[Dataset records]
——

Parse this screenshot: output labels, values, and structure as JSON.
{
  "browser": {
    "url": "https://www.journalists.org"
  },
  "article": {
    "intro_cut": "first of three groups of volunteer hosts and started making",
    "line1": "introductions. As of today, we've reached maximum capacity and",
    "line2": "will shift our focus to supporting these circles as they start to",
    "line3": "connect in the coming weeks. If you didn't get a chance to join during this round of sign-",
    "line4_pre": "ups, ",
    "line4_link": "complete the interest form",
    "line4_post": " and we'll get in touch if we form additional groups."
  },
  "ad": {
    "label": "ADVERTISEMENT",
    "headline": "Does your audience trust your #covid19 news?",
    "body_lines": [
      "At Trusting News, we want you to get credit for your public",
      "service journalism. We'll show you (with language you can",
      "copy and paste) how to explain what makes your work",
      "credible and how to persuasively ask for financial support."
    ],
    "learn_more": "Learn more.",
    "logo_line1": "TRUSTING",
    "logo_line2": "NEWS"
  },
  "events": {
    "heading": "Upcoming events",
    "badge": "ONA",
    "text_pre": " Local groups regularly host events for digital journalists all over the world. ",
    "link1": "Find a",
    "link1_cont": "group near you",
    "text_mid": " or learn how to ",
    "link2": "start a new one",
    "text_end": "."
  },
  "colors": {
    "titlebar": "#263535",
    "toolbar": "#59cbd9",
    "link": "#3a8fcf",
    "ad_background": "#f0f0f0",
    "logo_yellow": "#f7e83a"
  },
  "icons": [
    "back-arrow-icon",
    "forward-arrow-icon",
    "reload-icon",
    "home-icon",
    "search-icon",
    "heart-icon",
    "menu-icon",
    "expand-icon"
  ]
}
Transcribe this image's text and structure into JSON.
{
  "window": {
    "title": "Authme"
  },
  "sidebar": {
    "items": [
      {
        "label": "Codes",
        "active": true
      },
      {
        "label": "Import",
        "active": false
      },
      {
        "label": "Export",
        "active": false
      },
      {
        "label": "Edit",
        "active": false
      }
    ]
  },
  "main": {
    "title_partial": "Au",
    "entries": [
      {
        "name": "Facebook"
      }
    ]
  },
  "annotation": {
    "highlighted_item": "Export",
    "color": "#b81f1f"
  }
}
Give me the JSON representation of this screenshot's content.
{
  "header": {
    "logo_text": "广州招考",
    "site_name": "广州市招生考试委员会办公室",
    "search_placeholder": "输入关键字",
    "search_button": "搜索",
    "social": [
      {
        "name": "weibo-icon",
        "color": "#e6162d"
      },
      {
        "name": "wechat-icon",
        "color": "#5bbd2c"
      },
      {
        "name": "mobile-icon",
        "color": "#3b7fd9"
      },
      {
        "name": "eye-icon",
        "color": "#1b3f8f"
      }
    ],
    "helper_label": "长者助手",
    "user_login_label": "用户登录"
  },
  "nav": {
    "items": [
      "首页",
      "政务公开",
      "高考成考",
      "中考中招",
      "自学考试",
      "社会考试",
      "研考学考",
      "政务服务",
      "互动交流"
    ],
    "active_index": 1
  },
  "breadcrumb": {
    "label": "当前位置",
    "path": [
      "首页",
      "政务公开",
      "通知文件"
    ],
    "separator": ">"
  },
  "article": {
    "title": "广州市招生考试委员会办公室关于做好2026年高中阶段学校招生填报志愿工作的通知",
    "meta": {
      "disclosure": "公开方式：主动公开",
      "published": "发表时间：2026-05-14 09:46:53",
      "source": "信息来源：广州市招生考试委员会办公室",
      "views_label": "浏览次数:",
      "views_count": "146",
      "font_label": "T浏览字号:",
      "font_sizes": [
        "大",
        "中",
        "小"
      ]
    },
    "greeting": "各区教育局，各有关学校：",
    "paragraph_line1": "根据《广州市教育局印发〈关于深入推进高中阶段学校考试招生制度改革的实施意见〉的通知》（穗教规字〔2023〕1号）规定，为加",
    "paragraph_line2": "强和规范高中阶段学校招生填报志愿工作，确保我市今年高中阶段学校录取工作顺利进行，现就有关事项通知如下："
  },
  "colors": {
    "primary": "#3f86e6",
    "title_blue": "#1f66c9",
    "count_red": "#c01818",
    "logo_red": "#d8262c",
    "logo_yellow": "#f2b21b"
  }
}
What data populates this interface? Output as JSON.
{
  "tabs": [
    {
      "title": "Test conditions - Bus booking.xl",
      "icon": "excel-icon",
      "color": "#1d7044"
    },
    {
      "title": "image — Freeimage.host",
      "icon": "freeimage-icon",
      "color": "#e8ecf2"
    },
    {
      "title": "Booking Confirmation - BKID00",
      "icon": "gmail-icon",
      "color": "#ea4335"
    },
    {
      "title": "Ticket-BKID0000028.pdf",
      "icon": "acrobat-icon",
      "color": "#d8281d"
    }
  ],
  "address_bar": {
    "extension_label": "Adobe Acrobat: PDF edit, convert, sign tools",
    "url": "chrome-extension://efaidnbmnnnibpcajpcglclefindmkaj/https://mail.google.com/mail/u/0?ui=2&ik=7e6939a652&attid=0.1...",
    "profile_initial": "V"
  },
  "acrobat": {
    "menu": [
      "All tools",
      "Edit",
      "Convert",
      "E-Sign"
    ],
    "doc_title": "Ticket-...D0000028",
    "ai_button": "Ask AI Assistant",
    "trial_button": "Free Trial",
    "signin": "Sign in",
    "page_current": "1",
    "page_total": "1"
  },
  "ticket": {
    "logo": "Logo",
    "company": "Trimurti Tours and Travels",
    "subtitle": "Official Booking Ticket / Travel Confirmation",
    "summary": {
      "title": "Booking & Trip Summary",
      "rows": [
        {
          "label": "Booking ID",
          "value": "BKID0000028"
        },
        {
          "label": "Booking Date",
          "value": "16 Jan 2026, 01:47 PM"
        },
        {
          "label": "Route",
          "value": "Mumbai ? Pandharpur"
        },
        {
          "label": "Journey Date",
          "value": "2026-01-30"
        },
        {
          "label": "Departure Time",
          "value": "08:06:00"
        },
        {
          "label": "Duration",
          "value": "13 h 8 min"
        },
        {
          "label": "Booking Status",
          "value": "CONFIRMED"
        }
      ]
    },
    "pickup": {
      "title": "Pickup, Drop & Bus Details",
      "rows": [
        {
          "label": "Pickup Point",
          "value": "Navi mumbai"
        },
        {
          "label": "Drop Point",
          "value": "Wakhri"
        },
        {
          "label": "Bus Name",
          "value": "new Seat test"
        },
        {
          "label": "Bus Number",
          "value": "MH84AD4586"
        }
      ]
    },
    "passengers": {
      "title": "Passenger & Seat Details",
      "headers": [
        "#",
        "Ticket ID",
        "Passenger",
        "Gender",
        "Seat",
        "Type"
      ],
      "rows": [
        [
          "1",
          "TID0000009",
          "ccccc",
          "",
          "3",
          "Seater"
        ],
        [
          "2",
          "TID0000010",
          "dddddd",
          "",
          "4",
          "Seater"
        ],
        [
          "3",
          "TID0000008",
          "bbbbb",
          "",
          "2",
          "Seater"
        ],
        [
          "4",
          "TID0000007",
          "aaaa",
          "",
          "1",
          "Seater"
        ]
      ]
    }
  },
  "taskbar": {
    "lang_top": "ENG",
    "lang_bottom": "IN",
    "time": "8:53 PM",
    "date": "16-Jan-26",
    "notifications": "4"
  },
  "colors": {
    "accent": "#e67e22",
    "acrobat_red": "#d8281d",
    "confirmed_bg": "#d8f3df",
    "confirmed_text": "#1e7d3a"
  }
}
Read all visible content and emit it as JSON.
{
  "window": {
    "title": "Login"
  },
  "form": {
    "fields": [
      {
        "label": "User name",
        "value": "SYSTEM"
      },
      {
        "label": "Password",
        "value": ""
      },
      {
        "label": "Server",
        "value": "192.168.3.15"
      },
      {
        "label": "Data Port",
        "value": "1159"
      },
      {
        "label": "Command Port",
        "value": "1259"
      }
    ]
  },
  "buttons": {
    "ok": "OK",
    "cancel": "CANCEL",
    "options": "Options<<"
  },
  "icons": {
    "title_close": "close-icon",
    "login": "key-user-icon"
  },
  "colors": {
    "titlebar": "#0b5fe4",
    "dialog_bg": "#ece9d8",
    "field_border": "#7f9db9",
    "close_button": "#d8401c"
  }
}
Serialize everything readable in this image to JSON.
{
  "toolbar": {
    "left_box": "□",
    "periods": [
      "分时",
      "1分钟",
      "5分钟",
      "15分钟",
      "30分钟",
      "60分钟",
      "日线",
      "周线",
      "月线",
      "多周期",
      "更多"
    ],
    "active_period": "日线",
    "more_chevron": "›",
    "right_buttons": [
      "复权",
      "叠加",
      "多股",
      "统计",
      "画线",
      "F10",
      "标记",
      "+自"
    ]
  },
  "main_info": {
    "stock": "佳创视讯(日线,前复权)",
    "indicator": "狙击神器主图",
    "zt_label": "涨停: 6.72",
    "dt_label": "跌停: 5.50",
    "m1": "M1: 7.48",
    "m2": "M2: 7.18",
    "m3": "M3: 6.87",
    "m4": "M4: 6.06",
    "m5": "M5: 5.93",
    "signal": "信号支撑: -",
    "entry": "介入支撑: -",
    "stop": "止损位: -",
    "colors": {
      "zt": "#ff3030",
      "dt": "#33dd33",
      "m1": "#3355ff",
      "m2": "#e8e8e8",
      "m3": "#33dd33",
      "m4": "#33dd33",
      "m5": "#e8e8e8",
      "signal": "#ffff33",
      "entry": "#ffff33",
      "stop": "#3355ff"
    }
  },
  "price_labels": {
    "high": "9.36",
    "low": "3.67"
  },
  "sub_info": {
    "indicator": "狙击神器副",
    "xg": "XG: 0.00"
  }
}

——

| STATED GOAL |
Reproduce exactly the lines from the one containing "Read all visible content and emit it as JSON." through the last line of the records above, including both, and nothing else.

| TASK RESULT |
Read all visible content and emit it as JSON.
{
  "window": {
    "title": "Login"
  },
  "form": {
    "fields": [
      {
        "label": "User name",
        "value": "SYSTEM"
      },
      {
        "label": "Password",
        "value": ""
      },
      {
        "label": "Server",
        "value": "192.168.3.15"
      },
      {
        "label": "Data Port",
        "value": "1159"
      },
      {
        "label": "Command Port",
        "value": "1259"
      }
    ]
  },
  "buttons": {
    "ok": "OK",
    "cancel": "CANCEL",
    "options": "Options<<"
  },
  "icons": {
    "title_close": "close-icon",
    "login": "key-user-icon"
  },
  "colors": {
    "titlebar": "#0b5fe4",
    "dialog_bg": "#ece9d8",
    "field_border": "#7f9db9",
    "close_button": "#d8401c"
  }
}
Serialize everything readable in this image to JSON.
{
  "toolbar": {
    "left_box": "□",
    "periods": [
      "分时",
      "1分钟",
      "5分钟",
      "15分钟",
      "30分钟",
      "60分钟",
      "日线",
      "周线",
      "月线",
      "多周期",
      "更多"
    ],
    "active_period": "日线",
    "more_chevron": "›",
    "right_buttons": [
      "复权",
      "叠加",
      "多股",
      "统计",
      "画线",
      "F10",
      "标记",
      "+自"
    ]
  },
  "main_info": {
    "stock": "佳创视讯(日线,前复权)",
    "indicator": "狙击神器主图",
    "zt_label": "涨停: 6.72",
    "dt_label": "跌停: 5.50",
    "m1": "M1: 7.48",
    "m2": "M2: 7.18",
    "m3": "M3: 6.87",
    "m4": "M4: 6.06",
    "m5": "M5: 5.93",
    "signal": "信号支撑: -",
    "entry": "介入支撑: -",
    "stop": "止损位: -",
    "colors": {
      "zt": "#ff3030",
      "dt": "#33dd33",
      "m1": "#3355ff",
      "m2": "#e8e8e8",
      "m3": "#33dd33",
      "m4": "#33dd33",
      "m5": "#e8e8e8",
      "signal": "#ffff33",
      "entry": "#ffff33",
      "stop": "#3355ff"
    }
  },
  "price_labels": {
    "high": "9.36",
    "low": "3.67"
  },
  "sub_info": {
    "indicator": "狙击神器副",
    "xg": "XG: 0.00"
  }
}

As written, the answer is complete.